> **EXERCISE DETAILS**
Rewrite the records below, switching every "content-line" to "text-line" and keeping everything else unchanged, and leave the pictures out of your answer.

Layout region records:
* * *

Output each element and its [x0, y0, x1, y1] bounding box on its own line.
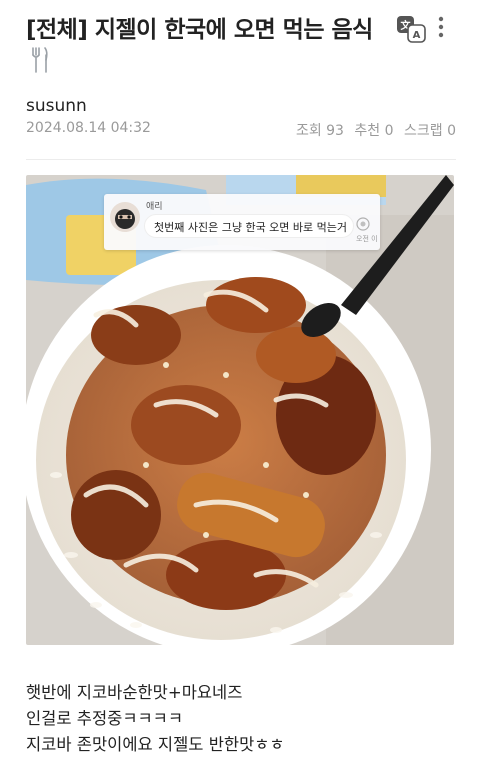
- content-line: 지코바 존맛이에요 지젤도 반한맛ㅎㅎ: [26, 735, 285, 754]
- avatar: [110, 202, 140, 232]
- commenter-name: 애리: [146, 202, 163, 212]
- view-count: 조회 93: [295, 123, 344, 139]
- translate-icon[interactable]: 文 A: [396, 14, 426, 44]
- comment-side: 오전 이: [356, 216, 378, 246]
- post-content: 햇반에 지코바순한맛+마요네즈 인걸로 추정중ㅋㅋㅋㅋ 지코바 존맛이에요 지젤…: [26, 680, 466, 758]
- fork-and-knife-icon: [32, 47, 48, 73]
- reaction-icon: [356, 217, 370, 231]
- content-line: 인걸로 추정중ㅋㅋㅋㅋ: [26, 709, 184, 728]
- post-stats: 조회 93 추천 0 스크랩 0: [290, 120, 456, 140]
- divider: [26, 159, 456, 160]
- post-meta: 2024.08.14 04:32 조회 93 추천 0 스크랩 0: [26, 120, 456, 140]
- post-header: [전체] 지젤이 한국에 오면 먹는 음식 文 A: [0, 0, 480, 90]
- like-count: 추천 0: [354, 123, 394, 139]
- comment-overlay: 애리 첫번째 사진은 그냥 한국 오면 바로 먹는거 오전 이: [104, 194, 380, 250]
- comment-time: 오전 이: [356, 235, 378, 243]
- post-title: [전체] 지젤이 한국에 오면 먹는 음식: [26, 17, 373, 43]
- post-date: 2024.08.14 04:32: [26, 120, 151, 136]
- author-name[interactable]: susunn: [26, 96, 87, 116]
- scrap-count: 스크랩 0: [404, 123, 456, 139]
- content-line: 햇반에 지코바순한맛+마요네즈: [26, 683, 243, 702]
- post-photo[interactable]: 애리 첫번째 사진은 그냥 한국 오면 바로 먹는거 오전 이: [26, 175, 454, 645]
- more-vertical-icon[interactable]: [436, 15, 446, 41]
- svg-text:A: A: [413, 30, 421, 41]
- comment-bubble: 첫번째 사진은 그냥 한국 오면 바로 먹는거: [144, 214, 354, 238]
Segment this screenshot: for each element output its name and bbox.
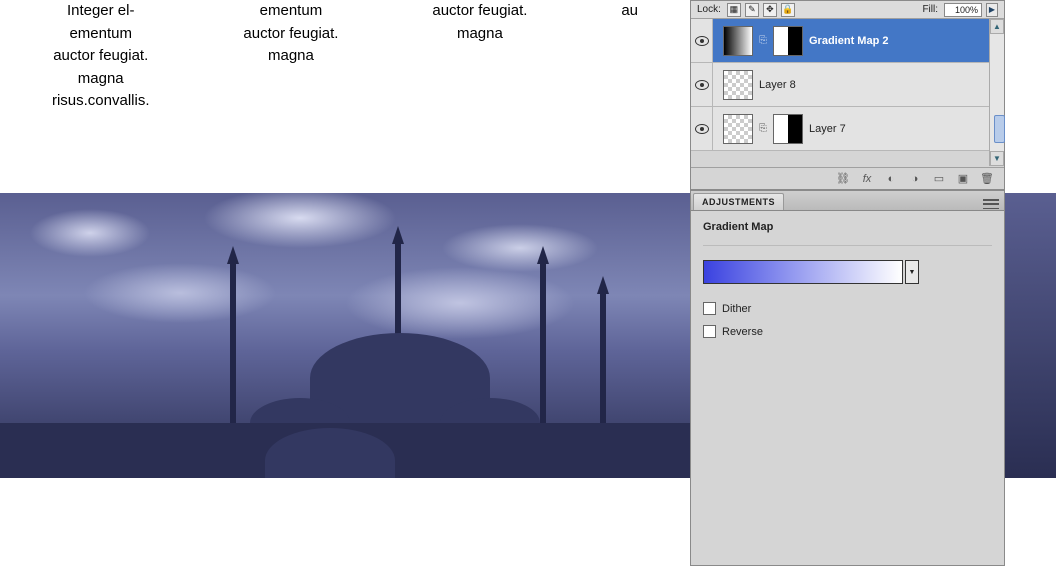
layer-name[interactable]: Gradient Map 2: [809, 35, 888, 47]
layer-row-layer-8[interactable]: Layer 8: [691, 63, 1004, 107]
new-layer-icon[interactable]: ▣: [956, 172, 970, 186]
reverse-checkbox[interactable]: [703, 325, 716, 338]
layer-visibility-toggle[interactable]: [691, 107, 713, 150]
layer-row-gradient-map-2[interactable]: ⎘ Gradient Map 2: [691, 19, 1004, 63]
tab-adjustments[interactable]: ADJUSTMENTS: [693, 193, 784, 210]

* * *

> **WRITTEN SOLUTION**
Output each element and its [x0, y0, x1, y1] bounding box on its own line.
- text-line: 지코바 존맛이에요 지젤도 반한맛ㅎㅎ: [26, 735, 285, 754]
- avatar: [110, 202, 140, 232]
- commenter-name: 애리: [146, 202, 163, 212]
- view-count: 조회 93: [295, 123, 344, 139]
- translate-icon[interactable]: 文 A: [396, 14, 426, 44]
- comment-side: 오전 이: [356, 216, 378, 246]
- post-content: 햇반에 지코바순한맛+마요네즈 인걸로 추정중ㅋㅋㅋㅋ 지코바 존맛이에요 지젤…: [26, 680, 466, 758]
- fork-and-knife-icon: [32, 47, 48, 73]
- reaction-icon: [356, 217, 370, 231]
- text-line: 인걸로 추정중ㅋㅋㅋㅋ: [26, 709, 184, 728]
- post-stats: 조회 93 추천 0 스크랩 0: [290, 120, 456, 140]
- divider: [26, 159, 456, 160]
- post-meta: 2024.08.14 04:32 조회 93 추천 0 스크랩 0: [26, 120, 456, 140]
- post-header: [전체] 지젤이 한국에 오면 먹는 음식 文 A: [0, 0, 480, 90]
- like-count: 추천 0: [354, 123, 394, 139]
- comment-overlay: 애리 첫번째 사진은 그냥 한국 오면 바로 먹는거 오전 이: [104, 194, 380, 250]
- comment-time: 오전 이: [356, 235, 378, 243]
- post-title: [전체] 지젤이 한국에 오면 먹는 음식: [26, 17, 373, 43]
- post-date: 2024.08.14 04:32: [26, 120, 151, 136]
- author-name[interactable]: susunn: [26, 96, 87, 116]
- scrap-count: 스크랩 0: [404, 123, 456, 139]
- text-line: 햇반에 지코바순한맛+마요네즈: [26, 683, 243, 702]
- post-photo[interactable]: 애리 첫번째 사진은 그냥 한국 오면 바로 먹는거 오전 이: [26, 175, 454, 645]
- more-vertical-icon[interactable]: [436, 15, 446, 41]
- svg-text:A: A: [413, 30, 421, 41]
- comment-bubble: 첫번째 사진은 그냥 한국 오면 바로 먹는거: [144, 214, 354, 238]
Segment this screenshot: for each element output its name and bbox.
layer-name[interactable]: Gradient Map 2: [809, 35, 888, 47]
layer-row-layer-8[interactable]: Layer 8: [691, 63, 1004, 107]
new-layer-icon[interactable]: ▣: [956, 172, 970, 186]
reverse-checkbox[interactable]: [703, 325, 716, 338]
layer-visibility-toggle[interactable]: [691, 107, 713, 150]
layer-row-gradient-map-2[interactable]: ⎘ Gradient Map 2: [691, 19, 1004, 63]
tab-adjustments[interactable]: ADJUSTMENTS: [693, 193, 784, 210]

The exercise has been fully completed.